_Given task_:
Pull out every line of the material below that contains the string "elements". Case counts.
· · · · · · ·
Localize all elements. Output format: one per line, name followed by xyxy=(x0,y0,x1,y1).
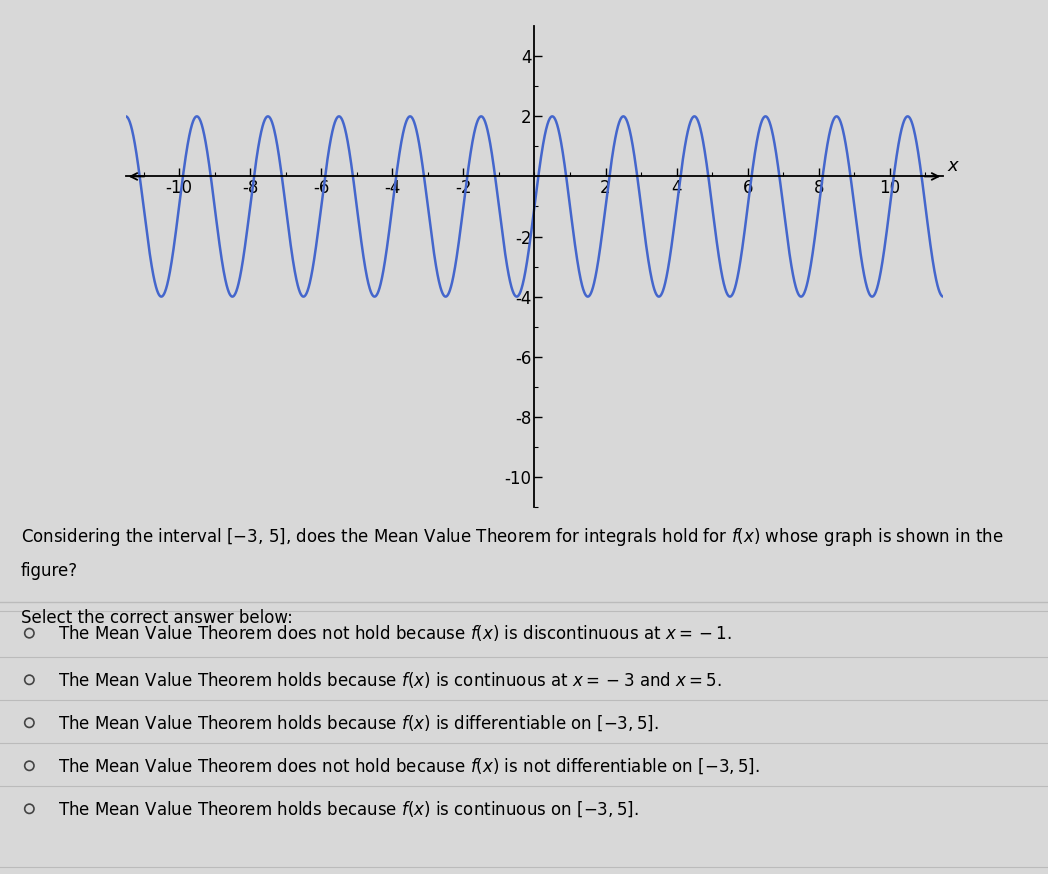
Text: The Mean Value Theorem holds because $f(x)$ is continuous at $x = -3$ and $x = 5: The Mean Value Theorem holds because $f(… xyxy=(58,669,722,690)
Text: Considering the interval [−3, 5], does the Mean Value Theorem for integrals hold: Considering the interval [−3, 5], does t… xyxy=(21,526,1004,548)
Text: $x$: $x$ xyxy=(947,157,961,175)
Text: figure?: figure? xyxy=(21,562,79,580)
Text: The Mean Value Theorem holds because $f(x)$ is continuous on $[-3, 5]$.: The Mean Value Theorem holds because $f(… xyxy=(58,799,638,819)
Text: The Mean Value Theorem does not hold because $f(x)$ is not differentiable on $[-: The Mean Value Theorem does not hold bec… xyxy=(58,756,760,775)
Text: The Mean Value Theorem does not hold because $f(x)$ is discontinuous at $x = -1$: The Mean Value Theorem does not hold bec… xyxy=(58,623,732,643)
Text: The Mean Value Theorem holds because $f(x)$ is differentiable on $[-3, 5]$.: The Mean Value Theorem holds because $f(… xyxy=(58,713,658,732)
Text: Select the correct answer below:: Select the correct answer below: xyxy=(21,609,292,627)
· · · · · · ·
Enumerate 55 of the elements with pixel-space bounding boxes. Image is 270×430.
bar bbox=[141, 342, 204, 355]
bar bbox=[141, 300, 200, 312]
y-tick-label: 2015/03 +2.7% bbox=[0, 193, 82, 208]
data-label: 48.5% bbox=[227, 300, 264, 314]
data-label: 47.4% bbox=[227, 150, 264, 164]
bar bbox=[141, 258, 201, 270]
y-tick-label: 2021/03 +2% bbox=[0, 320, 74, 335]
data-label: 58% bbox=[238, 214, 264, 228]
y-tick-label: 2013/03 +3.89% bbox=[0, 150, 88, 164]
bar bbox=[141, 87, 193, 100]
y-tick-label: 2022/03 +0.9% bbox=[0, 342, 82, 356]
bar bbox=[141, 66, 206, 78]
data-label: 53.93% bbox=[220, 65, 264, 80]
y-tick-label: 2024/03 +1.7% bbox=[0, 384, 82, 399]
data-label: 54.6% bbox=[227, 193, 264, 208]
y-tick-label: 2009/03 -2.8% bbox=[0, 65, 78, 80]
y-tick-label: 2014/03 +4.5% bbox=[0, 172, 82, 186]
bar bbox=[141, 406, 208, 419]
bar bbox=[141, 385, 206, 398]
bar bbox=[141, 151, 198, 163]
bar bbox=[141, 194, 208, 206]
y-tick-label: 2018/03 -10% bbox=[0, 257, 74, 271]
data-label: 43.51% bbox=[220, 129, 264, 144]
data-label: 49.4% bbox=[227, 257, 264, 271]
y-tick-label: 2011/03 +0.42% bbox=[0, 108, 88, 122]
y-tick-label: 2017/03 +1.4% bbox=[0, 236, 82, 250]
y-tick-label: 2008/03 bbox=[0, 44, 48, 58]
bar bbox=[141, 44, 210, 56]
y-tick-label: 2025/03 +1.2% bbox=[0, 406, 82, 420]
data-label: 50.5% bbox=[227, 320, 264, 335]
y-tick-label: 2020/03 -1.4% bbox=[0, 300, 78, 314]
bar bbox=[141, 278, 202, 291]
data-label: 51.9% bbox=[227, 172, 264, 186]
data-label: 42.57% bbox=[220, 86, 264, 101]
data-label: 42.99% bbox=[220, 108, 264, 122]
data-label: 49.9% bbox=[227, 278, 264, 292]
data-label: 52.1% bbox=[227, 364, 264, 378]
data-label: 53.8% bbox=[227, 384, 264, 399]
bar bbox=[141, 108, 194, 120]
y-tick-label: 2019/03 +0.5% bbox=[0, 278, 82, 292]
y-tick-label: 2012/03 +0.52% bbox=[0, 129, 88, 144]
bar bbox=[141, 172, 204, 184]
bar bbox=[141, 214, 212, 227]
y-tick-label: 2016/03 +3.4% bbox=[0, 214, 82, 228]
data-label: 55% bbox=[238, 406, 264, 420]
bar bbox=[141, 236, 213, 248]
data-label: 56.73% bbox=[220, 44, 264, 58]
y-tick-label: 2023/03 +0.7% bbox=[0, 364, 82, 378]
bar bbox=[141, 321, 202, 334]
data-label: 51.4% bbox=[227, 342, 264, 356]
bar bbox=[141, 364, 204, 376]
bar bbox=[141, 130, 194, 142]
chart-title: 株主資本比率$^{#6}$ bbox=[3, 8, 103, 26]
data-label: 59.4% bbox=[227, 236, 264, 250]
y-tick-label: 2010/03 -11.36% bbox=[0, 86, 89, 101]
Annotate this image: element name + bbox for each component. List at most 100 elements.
· · · · · · ·
_Finished answer_:
Localize all elements. Output format: one per line, name followed by xyxy=(x0,y0,x1,y1).
Enumerate 55 of the elements with pixel-space bounding boxes. Image is 270×430.
Annotate this image: element name + bbox for each component. List at most 100 elements.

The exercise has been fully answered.